*EXERCISE PROMPT*
Your task is to return, word for word, only the lines from the line with "OCR this image." through the close of the data. Exclude all pictures.

Data records:
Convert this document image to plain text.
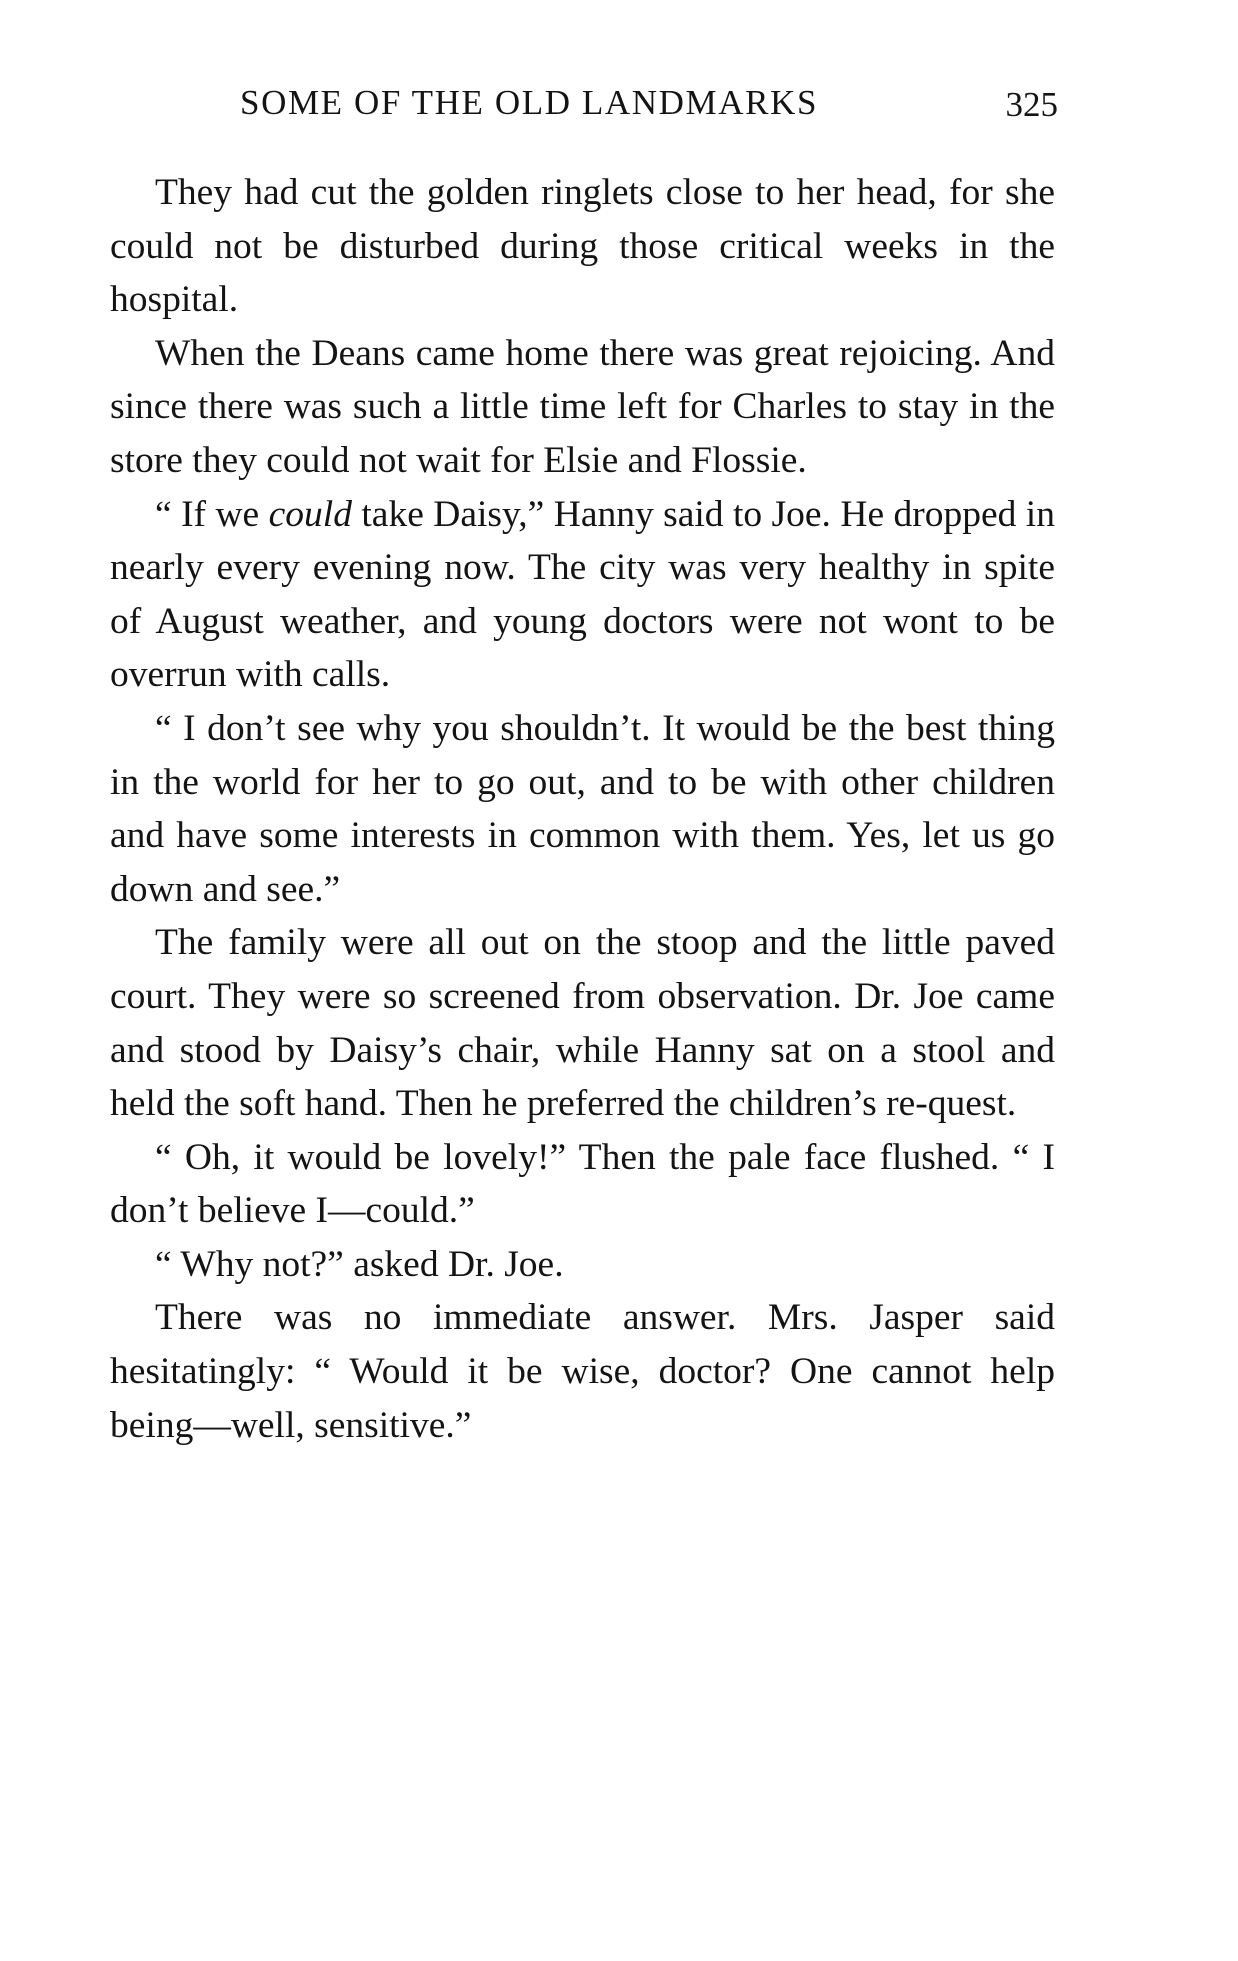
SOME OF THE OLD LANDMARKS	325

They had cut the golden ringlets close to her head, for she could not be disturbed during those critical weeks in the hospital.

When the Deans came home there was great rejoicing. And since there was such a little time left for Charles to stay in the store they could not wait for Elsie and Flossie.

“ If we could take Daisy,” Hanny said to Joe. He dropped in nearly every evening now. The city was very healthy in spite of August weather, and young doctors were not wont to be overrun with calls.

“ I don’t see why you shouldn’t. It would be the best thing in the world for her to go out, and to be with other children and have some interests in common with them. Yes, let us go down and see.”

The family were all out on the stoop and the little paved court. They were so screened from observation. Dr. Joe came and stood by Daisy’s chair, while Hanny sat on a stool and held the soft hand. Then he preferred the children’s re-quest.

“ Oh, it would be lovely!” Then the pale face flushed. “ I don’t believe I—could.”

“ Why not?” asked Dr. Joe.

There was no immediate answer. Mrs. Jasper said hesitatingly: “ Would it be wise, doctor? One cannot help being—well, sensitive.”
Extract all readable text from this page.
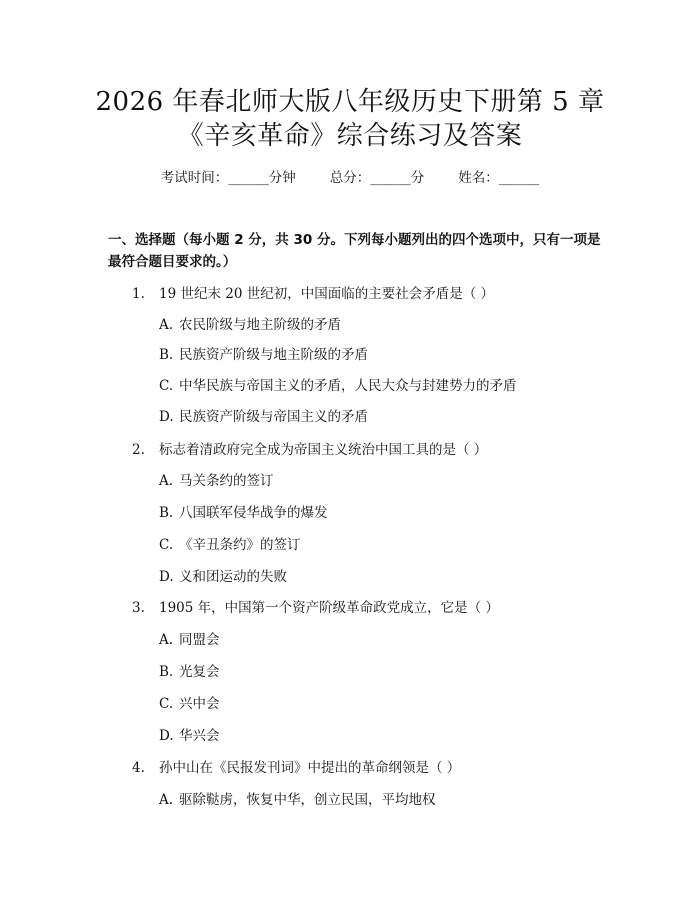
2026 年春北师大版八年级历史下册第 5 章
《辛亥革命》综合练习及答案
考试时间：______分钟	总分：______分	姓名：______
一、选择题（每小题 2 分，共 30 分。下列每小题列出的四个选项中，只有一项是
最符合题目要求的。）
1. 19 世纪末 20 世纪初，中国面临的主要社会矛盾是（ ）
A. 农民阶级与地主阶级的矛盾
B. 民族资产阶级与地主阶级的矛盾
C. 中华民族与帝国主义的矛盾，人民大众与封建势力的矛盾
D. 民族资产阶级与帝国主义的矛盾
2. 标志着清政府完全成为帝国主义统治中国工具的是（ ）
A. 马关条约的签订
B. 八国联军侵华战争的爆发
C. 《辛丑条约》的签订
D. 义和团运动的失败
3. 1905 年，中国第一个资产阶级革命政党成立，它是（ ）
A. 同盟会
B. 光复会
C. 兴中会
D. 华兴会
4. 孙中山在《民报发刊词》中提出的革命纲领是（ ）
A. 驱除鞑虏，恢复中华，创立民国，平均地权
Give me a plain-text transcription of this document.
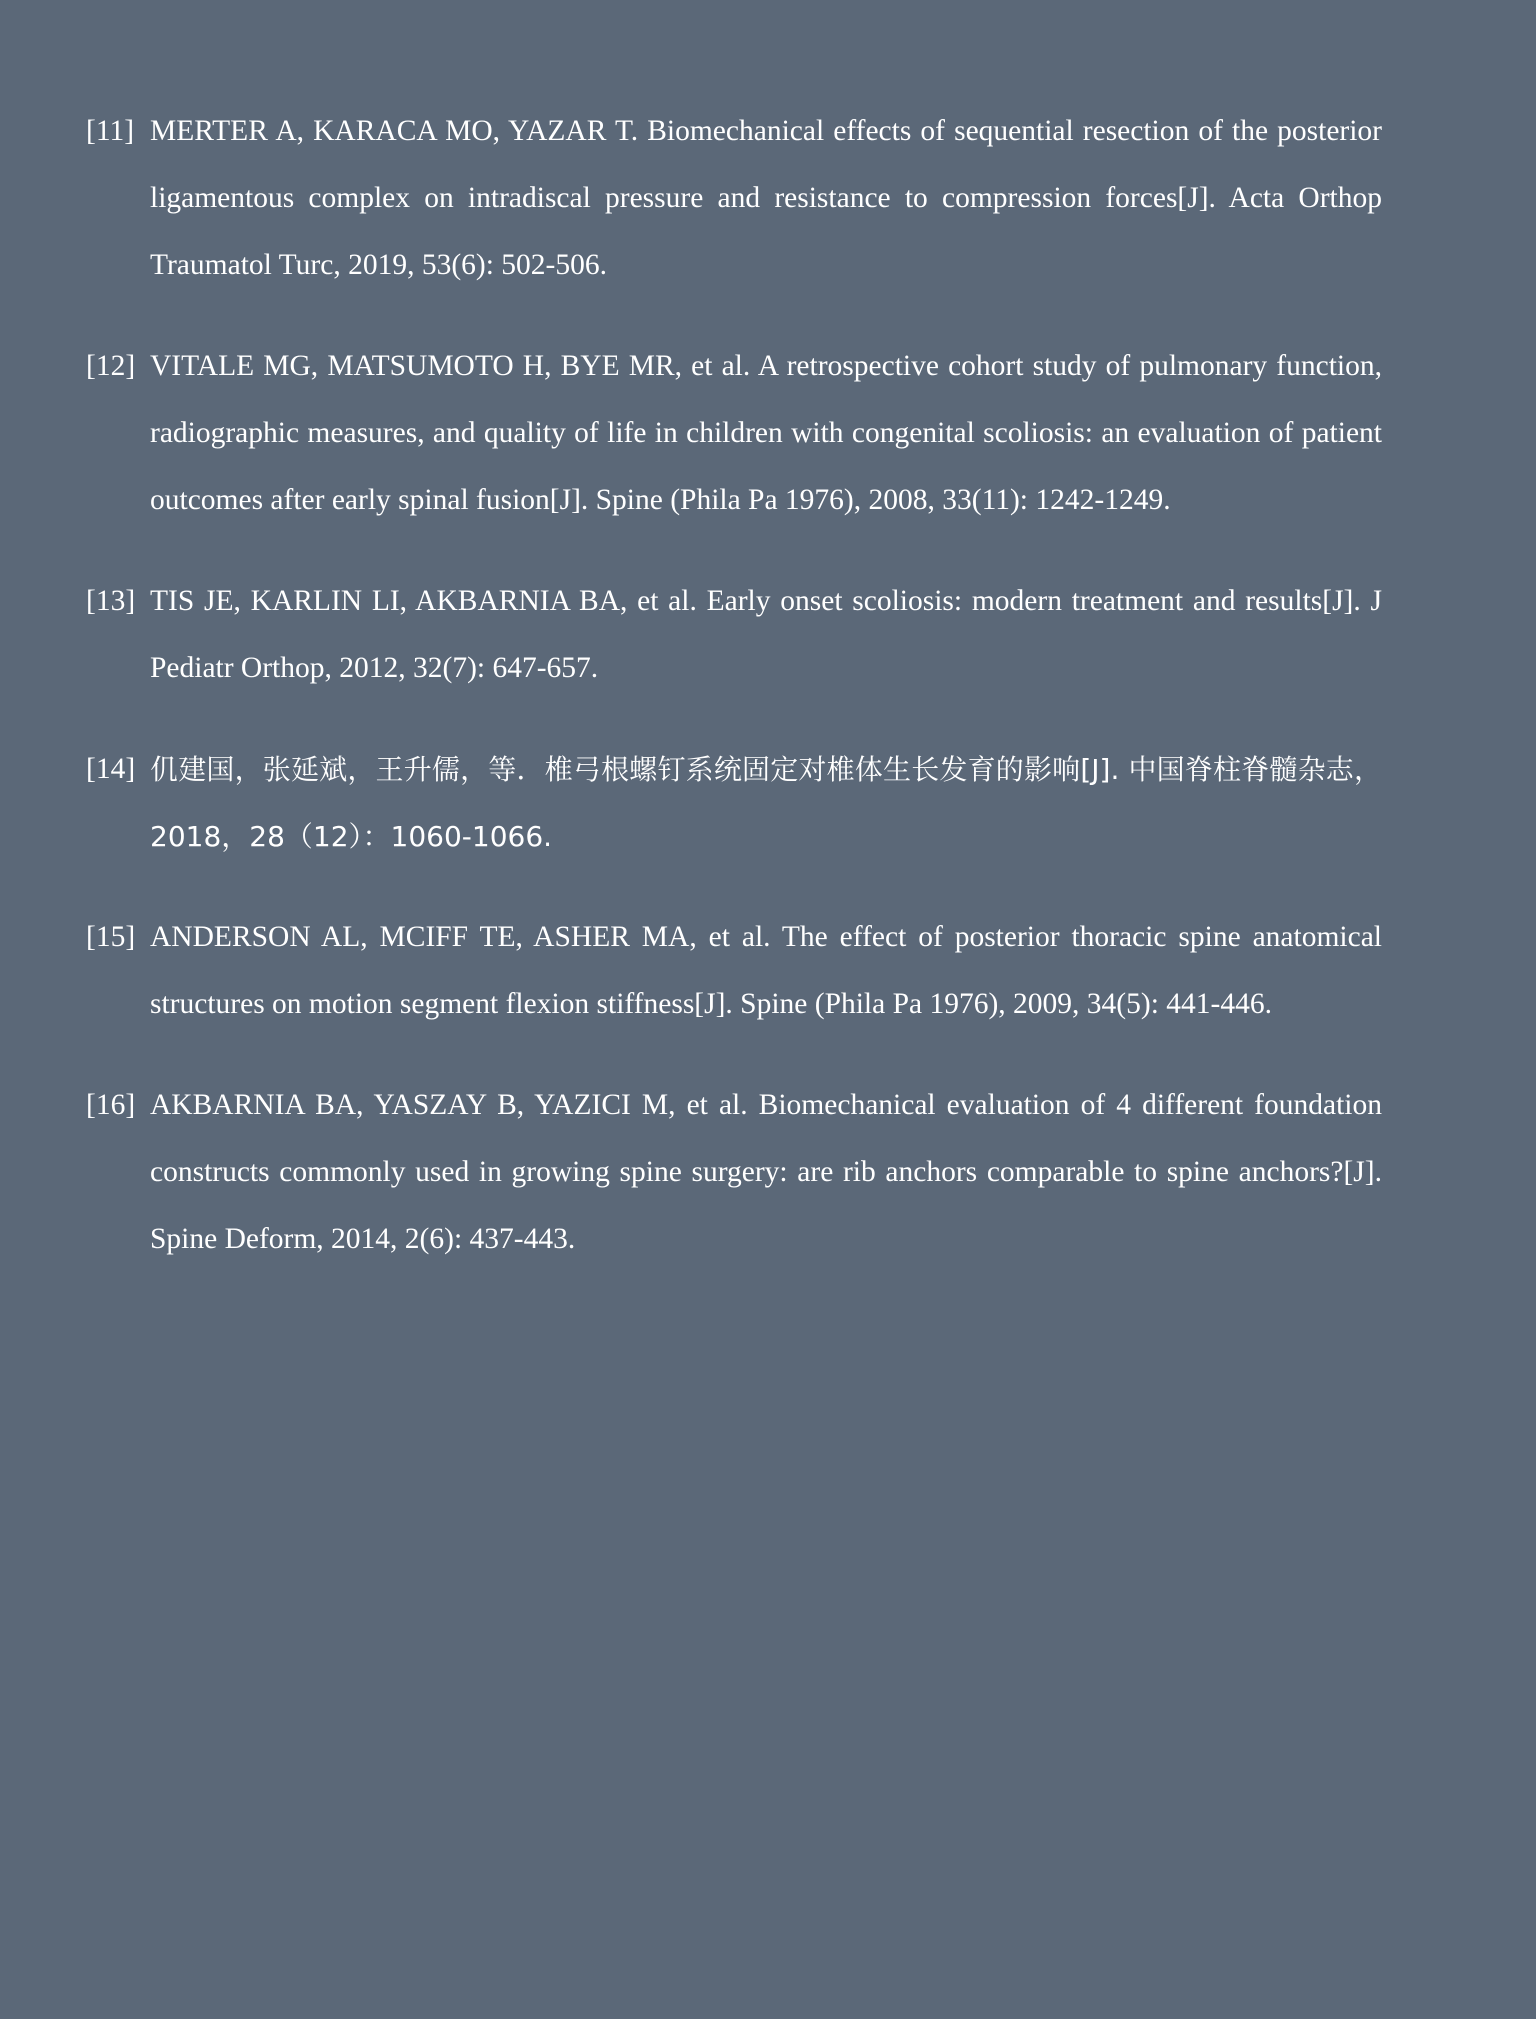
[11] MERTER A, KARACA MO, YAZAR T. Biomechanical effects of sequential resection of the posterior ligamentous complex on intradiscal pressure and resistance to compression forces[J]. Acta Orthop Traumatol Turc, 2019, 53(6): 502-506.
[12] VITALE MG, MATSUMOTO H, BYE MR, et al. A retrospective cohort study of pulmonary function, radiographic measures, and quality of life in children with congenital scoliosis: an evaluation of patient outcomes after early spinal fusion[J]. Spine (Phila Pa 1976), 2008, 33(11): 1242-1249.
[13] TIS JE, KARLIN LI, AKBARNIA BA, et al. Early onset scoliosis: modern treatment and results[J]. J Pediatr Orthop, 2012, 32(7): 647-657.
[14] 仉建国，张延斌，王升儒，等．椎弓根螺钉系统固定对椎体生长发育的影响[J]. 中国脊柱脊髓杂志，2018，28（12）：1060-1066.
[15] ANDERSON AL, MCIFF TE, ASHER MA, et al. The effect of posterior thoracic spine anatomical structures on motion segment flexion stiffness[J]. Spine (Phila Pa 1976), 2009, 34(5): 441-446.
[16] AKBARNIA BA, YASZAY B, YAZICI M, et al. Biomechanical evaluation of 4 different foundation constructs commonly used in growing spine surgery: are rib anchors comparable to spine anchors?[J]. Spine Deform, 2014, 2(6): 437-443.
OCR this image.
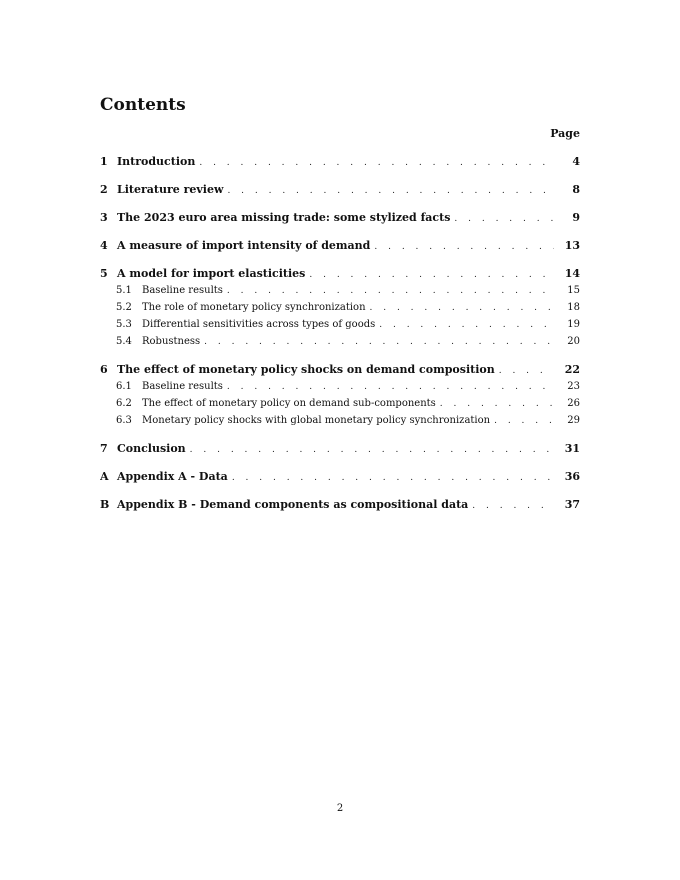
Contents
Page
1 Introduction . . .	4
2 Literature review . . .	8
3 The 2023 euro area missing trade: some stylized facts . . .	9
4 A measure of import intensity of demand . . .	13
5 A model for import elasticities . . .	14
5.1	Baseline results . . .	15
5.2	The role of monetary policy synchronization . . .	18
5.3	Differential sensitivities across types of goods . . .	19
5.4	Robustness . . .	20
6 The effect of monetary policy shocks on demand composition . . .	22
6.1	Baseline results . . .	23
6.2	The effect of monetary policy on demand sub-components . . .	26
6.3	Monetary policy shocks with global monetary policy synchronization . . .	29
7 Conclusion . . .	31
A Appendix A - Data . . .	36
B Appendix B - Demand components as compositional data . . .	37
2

*RESPONSE*
OCR this image.
Contents
Page
1 Introduction . . .	4
2 Literature review . . .	8
3 The 2023 euro area missing trade: some stylized facts . . .	9
4 A measure of import intensity of demand . . .	13
5 A model for import elasticities . . .	14
5.1	Baseline results . . .	15
5.2	The role of monetary policy synchronization . . .	18
5.3	Differential sensitivities across types of goods . . .	19
5.4	Robustness . . .	20
6 The effect of monetary policy shocks on demand composition . . .	22
6.1	Baseline results . . .	23
6.2	The effect of monetary policy on demand sub-components . . .	26
6.3	Monetary policy shocks with global monetary policy synchronization . . .	29
7 Conclusion . . .	31
A Appendix A - Data . . .	36
B Appendix B - Demand components as compositional data . . .	37
2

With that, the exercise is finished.